**Task requirements**
Lift out each line of the data that holds "Time".

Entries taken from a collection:
'''
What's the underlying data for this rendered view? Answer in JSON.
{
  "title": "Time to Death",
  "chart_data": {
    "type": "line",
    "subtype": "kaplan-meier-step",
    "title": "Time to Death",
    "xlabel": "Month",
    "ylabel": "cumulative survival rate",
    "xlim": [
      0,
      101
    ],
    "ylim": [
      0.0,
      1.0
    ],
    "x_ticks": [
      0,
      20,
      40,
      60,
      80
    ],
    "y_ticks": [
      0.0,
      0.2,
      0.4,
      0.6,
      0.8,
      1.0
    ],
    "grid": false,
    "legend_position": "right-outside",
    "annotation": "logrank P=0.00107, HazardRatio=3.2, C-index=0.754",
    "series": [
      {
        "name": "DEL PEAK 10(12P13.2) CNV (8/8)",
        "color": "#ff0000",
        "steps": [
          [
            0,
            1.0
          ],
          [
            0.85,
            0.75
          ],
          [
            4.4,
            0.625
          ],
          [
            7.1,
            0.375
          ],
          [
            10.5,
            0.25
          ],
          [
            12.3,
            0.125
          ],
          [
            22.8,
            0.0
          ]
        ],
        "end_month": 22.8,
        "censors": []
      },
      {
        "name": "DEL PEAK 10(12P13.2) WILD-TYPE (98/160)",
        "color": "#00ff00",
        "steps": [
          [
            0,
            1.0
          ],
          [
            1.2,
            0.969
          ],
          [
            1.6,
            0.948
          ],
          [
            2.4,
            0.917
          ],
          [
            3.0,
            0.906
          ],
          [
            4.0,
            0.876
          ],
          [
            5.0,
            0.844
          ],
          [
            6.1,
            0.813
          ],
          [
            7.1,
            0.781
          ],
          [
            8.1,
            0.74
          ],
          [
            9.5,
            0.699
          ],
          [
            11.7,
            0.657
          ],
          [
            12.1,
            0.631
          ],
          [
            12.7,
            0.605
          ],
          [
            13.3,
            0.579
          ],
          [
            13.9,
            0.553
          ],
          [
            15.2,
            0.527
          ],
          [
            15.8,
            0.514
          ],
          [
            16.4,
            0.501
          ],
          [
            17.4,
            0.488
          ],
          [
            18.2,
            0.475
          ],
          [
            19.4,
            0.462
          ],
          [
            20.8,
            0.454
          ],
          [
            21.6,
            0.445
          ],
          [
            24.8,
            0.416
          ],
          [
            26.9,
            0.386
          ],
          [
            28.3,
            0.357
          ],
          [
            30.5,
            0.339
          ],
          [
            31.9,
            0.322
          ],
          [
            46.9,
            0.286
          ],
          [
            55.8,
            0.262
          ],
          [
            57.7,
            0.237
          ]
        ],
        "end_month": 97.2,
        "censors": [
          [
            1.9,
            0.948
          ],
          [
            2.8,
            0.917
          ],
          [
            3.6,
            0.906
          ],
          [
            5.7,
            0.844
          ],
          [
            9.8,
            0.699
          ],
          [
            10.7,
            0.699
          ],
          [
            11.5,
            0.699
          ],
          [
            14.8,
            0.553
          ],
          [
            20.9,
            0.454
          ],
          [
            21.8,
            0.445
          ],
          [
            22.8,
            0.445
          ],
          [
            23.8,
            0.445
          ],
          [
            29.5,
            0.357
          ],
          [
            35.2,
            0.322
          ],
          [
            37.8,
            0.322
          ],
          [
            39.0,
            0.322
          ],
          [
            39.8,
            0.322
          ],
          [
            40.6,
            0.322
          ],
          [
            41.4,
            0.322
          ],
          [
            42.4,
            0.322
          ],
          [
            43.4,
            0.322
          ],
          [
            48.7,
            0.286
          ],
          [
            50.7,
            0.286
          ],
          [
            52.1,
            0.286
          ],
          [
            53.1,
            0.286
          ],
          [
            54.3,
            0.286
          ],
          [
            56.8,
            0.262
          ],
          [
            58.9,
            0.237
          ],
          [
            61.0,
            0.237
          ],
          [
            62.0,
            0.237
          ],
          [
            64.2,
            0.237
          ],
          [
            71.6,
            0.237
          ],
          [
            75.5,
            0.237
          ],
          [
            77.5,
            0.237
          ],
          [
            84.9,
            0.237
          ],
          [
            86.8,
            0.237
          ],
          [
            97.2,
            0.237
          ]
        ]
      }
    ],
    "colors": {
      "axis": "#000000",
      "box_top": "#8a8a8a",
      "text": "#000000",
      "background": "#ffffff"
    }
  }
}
'''
'''
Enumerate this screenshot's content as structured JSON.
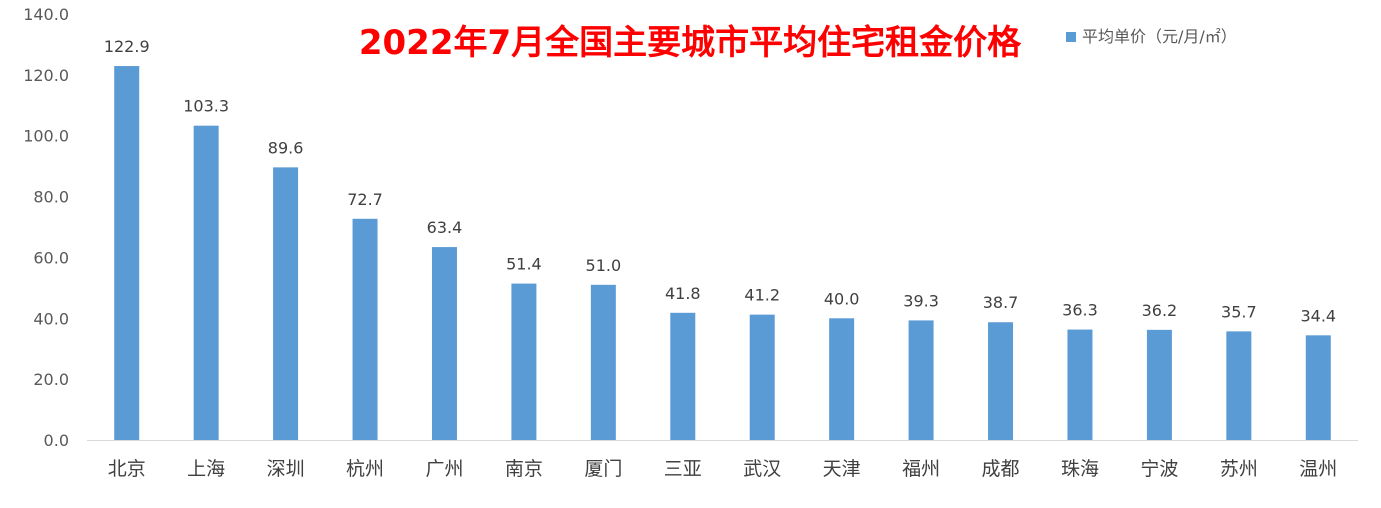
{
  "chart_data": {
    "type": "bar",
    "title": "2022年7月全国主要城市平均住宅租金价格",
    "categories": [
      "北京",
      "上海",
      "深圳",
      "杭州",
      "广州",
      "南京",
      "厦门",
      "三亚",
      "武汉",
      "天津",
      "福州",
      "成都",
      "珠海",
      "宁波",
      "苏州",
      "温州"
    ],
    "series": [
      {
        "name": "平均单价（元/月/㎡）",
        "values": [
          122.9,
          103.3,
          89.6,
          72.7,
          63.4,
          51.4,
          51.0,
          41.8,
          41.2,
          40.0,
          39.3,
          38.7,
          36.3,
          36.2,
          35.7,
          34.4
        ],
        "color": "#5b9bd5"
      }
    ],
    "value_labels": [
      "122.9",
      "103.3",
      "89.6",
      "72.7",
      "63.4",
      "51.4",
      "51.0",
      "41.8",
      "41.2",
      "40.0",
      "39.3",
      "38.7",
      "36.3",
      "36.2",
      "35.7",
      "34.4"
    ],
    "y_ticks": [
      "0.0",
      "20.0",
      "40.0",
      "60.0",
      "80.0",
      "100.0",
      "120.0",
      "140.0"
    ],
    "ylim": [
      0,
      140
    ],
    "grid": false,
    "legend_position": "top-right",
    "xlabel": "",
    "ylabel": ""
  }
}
'''
**Solution to this task**
  "title": "Time to Death",
    "title": "Time to Death",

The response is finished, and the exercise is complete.